EXERCISE DETAILS:
Leave out the pictures and copy every record exactly.

PROVIDED DATA:

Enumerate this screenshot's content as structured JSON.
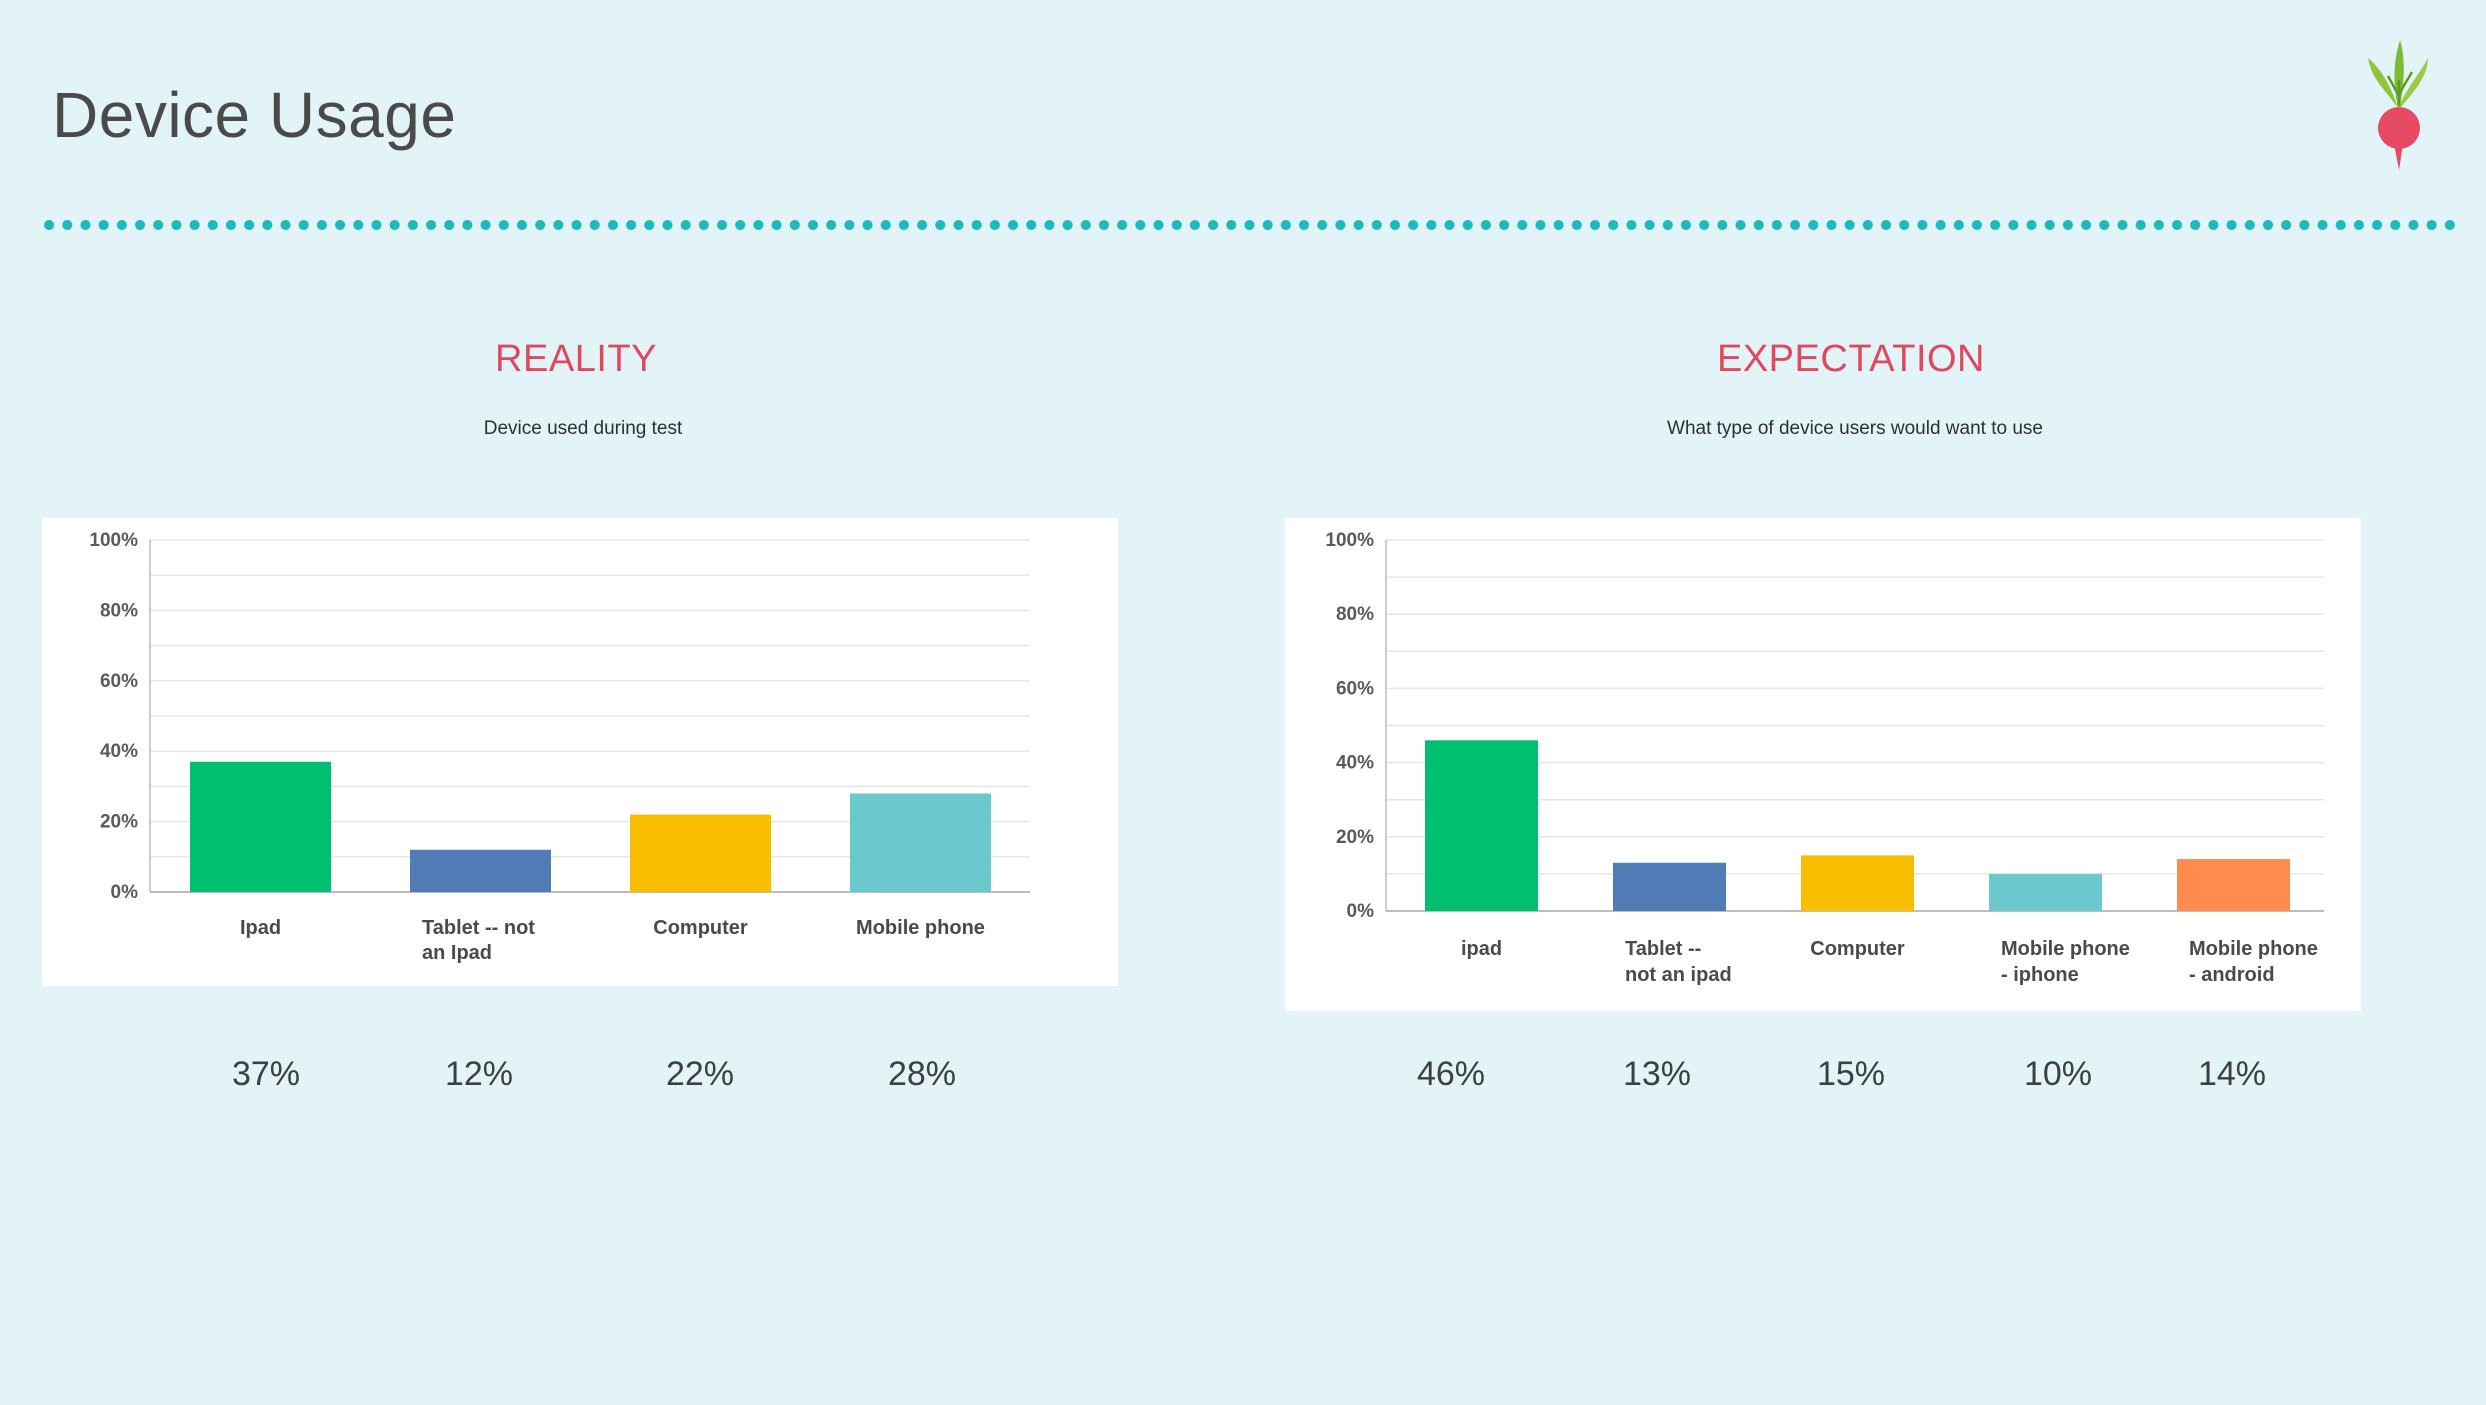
{
  "slide": {
    "title": "Device Usage"
  },
  "colors": {
    "accent": "#e0495d",
    "divider": "#1fb9b8",
    "background": "#e2f4f8"
  },
  "logo": {
    "icon": "radish-icon"
  },
  "sections": [
    {
      "title": "REALITY",
      "subtitle": "Device used during test"
    },
    {
      "title": "EXPECTATION",
      "subtitle": "What type of device users would want to use"
    }
  ],
  "chart_data": [
    {
      "type": "bar",
      "title": "",
      "xlabel": "",
      "ylabel": "",
      "categories": [
        [
          "Ipad"
        ],
        [
          "Tablet -- not",
          "an Ipad"
        ],
        [
          "Computer"
        ],
        [
          "Mobile phone"
        ]
      ],
      "values": [
        37,
        12,
        22,
        28
      ],
      "colors": [
        "#00bf6f",
        "#507cb6",
        "#f9be00",
        "#6bc8cd"
      ],
      "ylim": [
        0,
        100
      ],
      "yticks": [
        "0%",
        "20%",
        "40%",
        "60%",
        "80%",
        "100%"
      ],
      "grid": true,
      "value_labels": [
        "37%",
        "12%",
        "22%",
        "28%"
      ]
    },
    {
      "type": "bar",
      "title": "",
      "xlabel": "",
      "ylabel": "",
      "categories": [
        [
          "ipad"
        ],
        [
          "Tablet --",
          "not an ipad"
        ],
        [
          "Computer"
        ],
        [
          "Mobile phone",
          "- iphone"
        ],
        [
          "Mobile phone",
          "- android"
        ]
      ],
      "values": [
        46,
        13,
        15,
        10,
        14
      ],
      "colors": [
        "#00bf6f",
        "#507cb6",
        "#f9be00",
        "#6bc8cd",
        "#ff8b4f"
      ],
      "ylim": [
        0,
        100
      ],
      "yticks": [
        "0%",
        "20%",
        "40%",
        "60%",
        "80%",
        "100%"
      ],
      "grid": true,
      "value_labels": [
        "46%",
        "13%",
        "15%",
        "10%",
        "14%"
      ]
    }
  ]
}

ANSWER TO THIS EXERCISE:
Enumerate this screenshot's content as structured JSON.
{
  "slide": {
    "title": "Device Usage"
  },
  "colors": {
    "accent": "#e0495d",
    "divider": "#1fb9b8",
    "background": "#e2f4f8"
  },
  "logo": {
    "icon": "radish-icon"
  },
  "sections": [
    {
      "title": "REALITY",
      "subtitle": "Device used during test"
    },
    {
      "title": "EXPECTATION",
      "subtitle": "What type of device users would want to use"
    }
  ],
  "chart_data": [
    {
      "type": "bar",
      "title": "",
      "xlabel": "",
      "ylabel": "",
      "categories": [
        [
          "Ipad"
        ],
        [
          "Tablet -- not",
          "an Ipad"
        ],
        [
          "Computer"
        ],
        [
          "Mobile phone"
        ]
      ],
      "values": [
        37,
        12,
        22,
        28
      ],
      "colors": [
        "#00bf6f",
        "#507cb6",
        "#f9be00",
        "#6bc8cd"
      ],
      "ylim": [
        0,
        100
      ],
      "yticks": [
        "0%",
        "20%",
        "40%",
        "60%",
        "80%",
        "100%"
      ],
      "grid": true,
      "value_labels": [
        "37%",
        "12%",
        "22%",
        "28%"
      ]
    },
    {
      "type": "bar",
      "title": "",
      "xlabel": "",
      "ylabel": "",
      "categories": [
        [
          "ipad"
        ],
        [
          "Tablet --",
          "not an ipad"
        ],
        [
          "Computer"
        ],
        [
          "Mobile phone",
          "- iphone"
        ],
        [
          "Mobile phone",
          "- android"
        ]
      ],
      "values": [
        46,
        13,
        15,
        10,
        14
      ],
      "colors": [
        "#00bf6f",
        "#507cb6",
        "#f9be00",
        "#6bc8cd",
        "#ff8b4f"
      ],
      "ylim": [
        0,
        100
      ],
      "yticks": [
        "0%",
        "20%",
        "40%",
        "60%",
        "80%",
        "100%"
      ],
      "grid": true,
      "value_labels": [
        "46%",
        "13%",
        "15%",
        "10%",
        "14%"
      ]
    }
  ]
}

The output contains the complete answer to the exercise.